• **Goal of the exercise**:
Return the full material exactly.

• **Extracted records**:
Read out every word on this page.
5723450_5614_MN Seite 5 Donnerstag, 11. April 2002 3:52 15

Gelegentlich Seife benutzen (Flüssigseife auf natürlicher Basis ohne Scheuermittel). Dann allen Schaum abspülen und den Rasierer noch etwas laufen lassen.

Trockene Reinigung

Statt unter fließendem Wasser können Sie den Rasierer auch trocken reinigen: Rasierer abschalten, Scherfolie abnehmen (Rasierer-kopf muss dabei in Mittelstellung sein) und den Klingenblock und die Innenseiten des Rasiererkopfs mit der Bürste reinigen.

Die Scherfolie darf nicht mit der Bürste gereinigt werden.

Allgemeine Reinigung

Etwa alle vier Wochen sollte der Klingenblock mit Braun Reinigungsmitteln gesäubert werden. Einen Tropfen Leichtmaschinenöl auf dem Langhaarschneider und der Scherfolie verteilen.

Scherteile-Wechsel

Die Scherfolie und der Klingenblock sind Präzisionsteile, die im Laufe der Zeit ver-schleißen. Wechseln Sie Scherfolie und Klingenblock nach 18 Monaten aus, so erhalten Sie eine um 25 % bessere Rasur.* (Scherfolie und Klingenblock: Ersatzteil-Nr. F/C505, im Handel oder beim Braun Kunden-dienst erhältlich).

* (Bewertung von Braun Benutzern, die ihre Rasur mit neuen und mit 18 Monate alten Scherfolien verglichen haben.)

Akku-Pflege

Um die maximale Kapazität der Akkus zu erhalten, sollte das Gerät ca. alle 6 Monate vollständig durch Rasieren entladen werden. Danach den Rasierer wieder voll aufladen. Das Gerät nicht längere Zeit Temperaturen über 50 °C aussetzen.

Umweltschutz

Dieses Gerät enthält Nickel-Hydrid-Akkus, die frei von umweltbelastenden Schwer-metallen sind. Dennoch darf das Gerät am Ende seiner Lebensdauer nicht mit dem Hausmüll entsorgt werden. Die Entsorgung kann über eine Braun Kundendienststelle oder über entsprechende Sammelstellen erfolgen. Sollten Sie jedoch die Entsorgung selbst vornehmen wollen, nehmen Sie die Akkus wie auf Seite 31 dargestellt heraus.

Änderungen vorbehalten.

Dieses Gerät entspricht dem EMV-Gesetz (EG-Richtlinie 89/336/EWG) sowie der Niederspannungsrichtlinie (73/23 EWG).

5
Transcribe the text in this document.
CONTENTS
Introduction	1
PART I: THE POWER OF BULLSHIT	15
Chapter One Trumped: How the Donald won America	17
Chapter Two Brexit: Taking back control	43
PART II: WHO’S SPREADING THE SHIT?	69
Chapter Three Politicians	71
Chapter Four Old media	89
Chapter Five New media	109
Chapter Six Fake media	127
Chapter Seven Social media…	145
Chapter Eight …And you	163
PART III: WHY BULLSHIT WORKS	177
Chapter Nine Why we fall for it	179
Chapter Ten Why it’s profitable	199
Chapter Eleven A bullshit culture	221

• **Reply to the exercise**:
Read out every word on this page.
5723450_5614_MN Seite 5 Donnerstag, 11. April 2002 3:52 15

Gelegentlich Seife benutzen (Flüssigseife auf natürlicher Basis ohne Scheuermittel). Dann allen Schaum abspülen und den Rasierer noch etwas laufen lassen.

Trockene Reinigung

Statt unter fließendem Wasser können Sie den Rasierer auch trocken reinigen: Rasierer abschalten, Scherfolie abnehmen (Rasierer-kopf muss dabei in Mittelstellung sein) und den Klingenblock und die Innenseiten des Rasiererkopfs mit der Bürste reinigen.

Die Scherfolie darf nicht mit der Bürste gereinigt werden.

Allgemeine Reinigung

Etwa alle vier Wochen sollte der Klingenblock mit Braun Reinigungsmitteln gesäubert werden. Einen Tropfen Leichtmaschinenöl auf dem Langhaarschneider und der Scherfolie verteilen.

Scherteile-Wechsel

Die Scherfolie und der Klingenblock sind Präzisionsteile, die im Laufe der Zeit ver-schleißen. Wechseln Sie Scherfolie und Klingenblock nach 18 Monaten aus, so erhalten Sie eine um 25 % bessere Rasur.* (Scherfolie und Klingenblock: Ersatzteil-Nr. F/C505, im Handel oder beim Braun Kunden-dienst erhältlich).

* (Bewertung von Braun Benutzern, die ihre Rasur mit neuen und mit 18 Monate alten Scherfolien verglichen haben.)

Akku-Pflege

Um die maximale Kapazität der Akkus zu erhalten, sollte das Gerät ca. alle 6 Monate vollständig durch Rasieren entladen werden. Danach den Rasierer wieder voll aufladen. Das Gerät nicht längere Zeit Temperaturen über 50 °C aussetzen.

Umweltschutz

Dieses Gerät enthält Nickel-Hydrid-Akkus, die frei von umweltbelastenden Schwer-metallen sind. Dennoch darf das Gerät am Ende seiner Lebensdauer nicht mit dem Hausmüll entsorgt werden. Die Entsorgung kann über eine Braun Kundendienststelle oder über entsprechende Sammelstellen erfolgen. Sollten Sie jedoch die Entsorgung selbst vornehmen wollen, nehmen Sie die Akkus wie auf Seite 31 dargestellt heraus.

Änderungen vorbehalten.

Dieses Gerät entspricht dem EMV-Gesetz (EG-Richtlinie 89/336/EWG) sowie der Niederspannungsrichtlinie (73/23 EWG).

5
Transcribe the text in this document.
CONTENTS
Introduction	1
PART I: THE POWER OF BULLSHIT	15
Chapter One Trumped: How the Donald won America	17
Chapter Two Brexit: Taking back control	43
PART II: WHO’S SPREADING THE SHIT?	69
Chapter Three Politicians	71
Chapter Four Old media	89
Chapter Five New media	109
Chapter Six Fake media	127
Chapter Seven Social media…	145
Chapter Eight …And you	163
PART III: WHY BULLSHIT WORKS	177
Chapter Nine Why we fall for it	179
Chapter Ten Why it’s profitable	199
Chapter Eleven A bullshit culture	221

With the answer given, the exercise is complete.